■ Task to complete
In your copy, reproduce the entries exactly as they are, minus the images.

■ Data for this task
○ ○ ○ ○

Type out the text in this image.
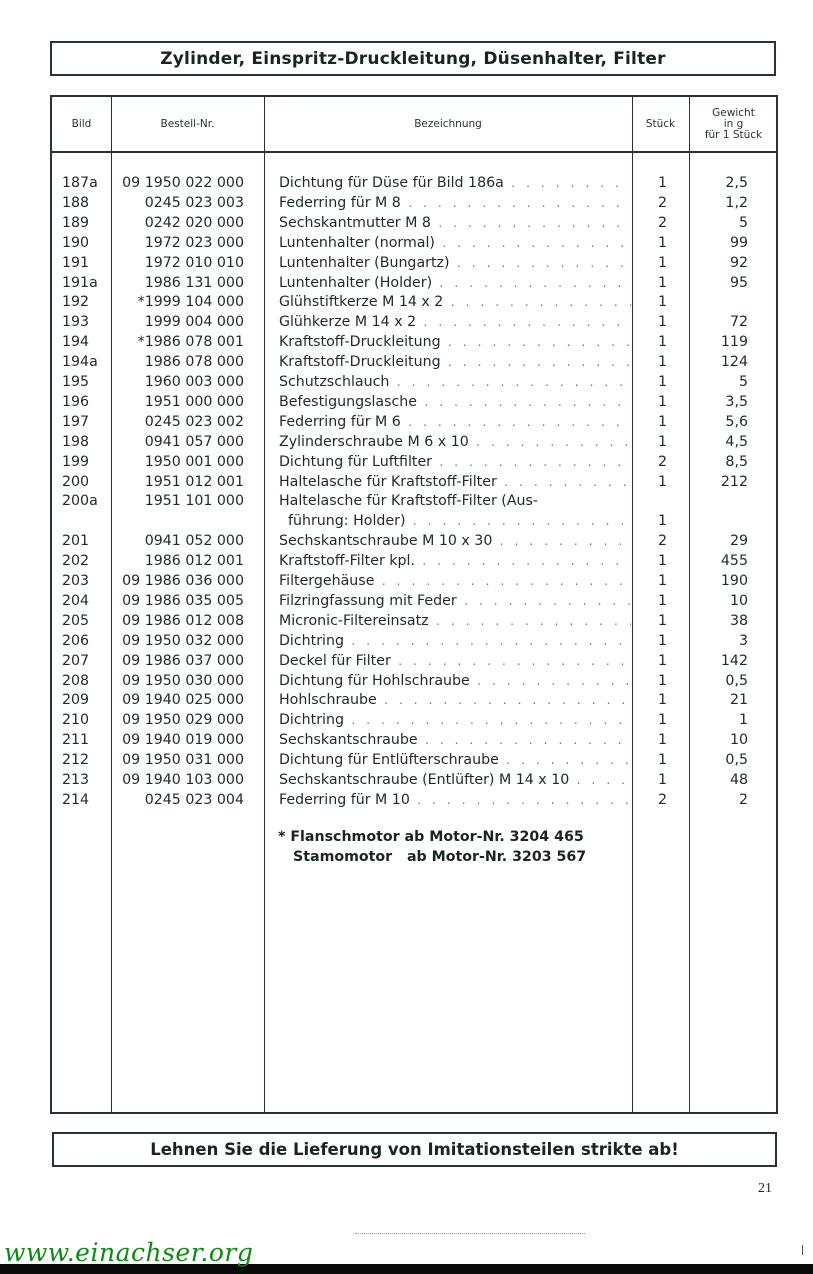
Zylinder, Einspritz-Druckleitung, Düsenhalter, Filter
Bild	Bestell-Nr.	Bezeichnung	Stück
Gewicht
in g
für 1 Stück
187a 09 1950 022 000 Dichtung für Düse für Bild 186a . . .	1	2,5
188	0245 023 003 Federring für M 8 . . .	2	1,2
189	0242 020 000 Sechskantmutter M 8 . . .	2	5
190	1972 023 000 Luntenhalter (normal) . . .	1	99
191	1972 010 010 Luntenhalter (Bungartz) . . .	1	92
191a	1986 131 000 Luntenhalter (Holder) . . .	1	95
192	*1999 104 000 Glühstiftkerze M 14 x 2 . . .	1
193	1999 004 000 Glühkerze M 14 x 2 . . .	1	72
194	*1986 078 001 Kraftstoff-Druckleitung . . .	1	119
194a	1986 078 000 Kraftstoff-Druckleitung . . .	1	124
195	1960 003 000 Schutzschlauch . . .	1	5
196	1951 000 000 Befestigungslasche . . .	1	3,5
197	0245 023 002 Federring für M 6 . . .	1	5,6
198	0941 057 000 Zylinderschraube M 6 x 10 . . .	1	4,5
199	1950 001 000 Dichtung für Luftfilter . . .	2	8,5
200	1951 012 001 Haltelasche für Kraftstoff-Filter . . .	1	212
200a	1951 101 000 Haltelasche für Kraftstoff-Filter (Aus-
führung: Holder) . . .	1
201	0941 052 000 Sechskantschraube M 10 x 30 . . .	2	29
202	1986 012 001 Kraftstoff-Filter kpl. . . .	1	455
203 09 1986 036 000 Filtergehäuse . . .	1	190
204 09 1986 035 005 Filzringfassung mit Feder . . .	1	10
205 09 1986 012 008 Micronic-Filtereinsatz . . .	1	38
206 09 1950 032 000 Dichtring . . .	1	3
207 09 1986 037 000 Deckel für Filter . . .	1	142
208 09 1950 030 000 Dichtung für Hohlschraube . . .	1	0,5
209 09 1940 025 000 Hohlschraube . . .	1	21
210 09 1950 029 000 Dichtring . . .	1	1
211 09 1940 019 000 Sechskantschraube . . .	1	10
212 09 1950 031 000 Dichtung für Entlüfterschraube . . .	1	0,5
213 09 1940 103 000 Sechskantschraube (Entlüfter) M 14 x 10 . . .	1	48
214	0245 023 004 Federring für M 10 . . .	2	2
* Flanschmotor ab Motor-Nr. 3204 465
Stamomotor   ab Motor-Nr. 3203 567
Lehnen Sie die Lieferung von Imitationsteilen strikte ab!
21
www.einachser.org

○ ○ ○ ○

■ Answer
Type out the text in this image.
Zylinder, Einspritz-Druckleitung, Düsenhalter, Filter
Bild	Bestell-Nr.	Bezeichnung	Stück
Gewicht
in g
für 1 Stück
187a 09 1950 022 000 Dichtung für Düse für Bild 186a . . .	1	2,5
188	0245 023 003 Federring für M 8 . . .	2	1,2
189	0242 020 000 Sechskantmutter M 8 . . .	2	5
190	1972 023 000 Luntenhalter (normal) . . .	1	99
191	1972 010 010 Luntenhalter (Bungartz) . . .	1	92
191a	1986 131 000 Luntenhalter (Holder) . . .	1	95
192	*1999 104 000 Glühstiftkerze M 14 x 2 . . .	1
193	1999 004 000 Glühkerze M 14 x 2 . . .	1	72
194	*1986 078 001 Kraftstoff-Druckleitung . . .	1	119
194a	1986 078 000 Kraftstoff-Druckleitung . . .	1	124
195	1960 003 000 Schutzschlauch . . .	1	5
196	1951 000 000 Befestigungslasche . . .	1	3,5
197	0245 023 002 Federring für M 6 . . .	1	5,6
198	0941 057 000 Zylinderschraube M 6 x 10 . . .	1	4,5
199	1950 001 000 Dichtung für Luftfilter . . .	2	8,5
200	1951 012 001 Haltelasche für Kraftstoff-Filter . . .	1	212
200a	1951 101 000 Haltelasche für Kraftstoff-Filter (Aus-
führung: Holder) . . .	1
201	0941 052 000 Sechskantschraube M 10 x 30 . . .	2	29
202	1986 012 001 Kraftstoff-Filter kpl. . . .	1	455
203 09 1986 036 000 Filtergehäuse . . .	1	190
204 09 1986 035 005 Filzringfassung mit Feder . . .	1	10
205 09 1986 012 008 Micronic-Filtereinsatz . . .	1	38
206 09 1950 032 000 Dichtring . . .	1	3
207 09 1986 037 000 Deckel für Filter . . .	1	142
208 09 1950 030 000 Dichtung für Hohlschraube . . .	1	0,5
209 09 1940 025 000 Hohlschraube . . .	1	21
210 09 1950 029 000 Dichtring . . .	1	1
211 09 1940 019 000 Sechskantschraube . . .	1	10
212 09 1950 031 000 Dichtung für Entlüfterschraube . . .	1	0,5
213 09 1940 103 000 Sechskantschraube (Entlüfter) M 14 x 10 . . .	1	48
214	0245 023 004 Federring für M 10 . . .	2	2
* Flanschmotor ab Motor-Nr. 3204 465
Stamomotor   ab Motor-Nr. 3203 567
Lehnen Sie die Lieferung von Imitationsteilen strikte ab!
21
www.einachser.org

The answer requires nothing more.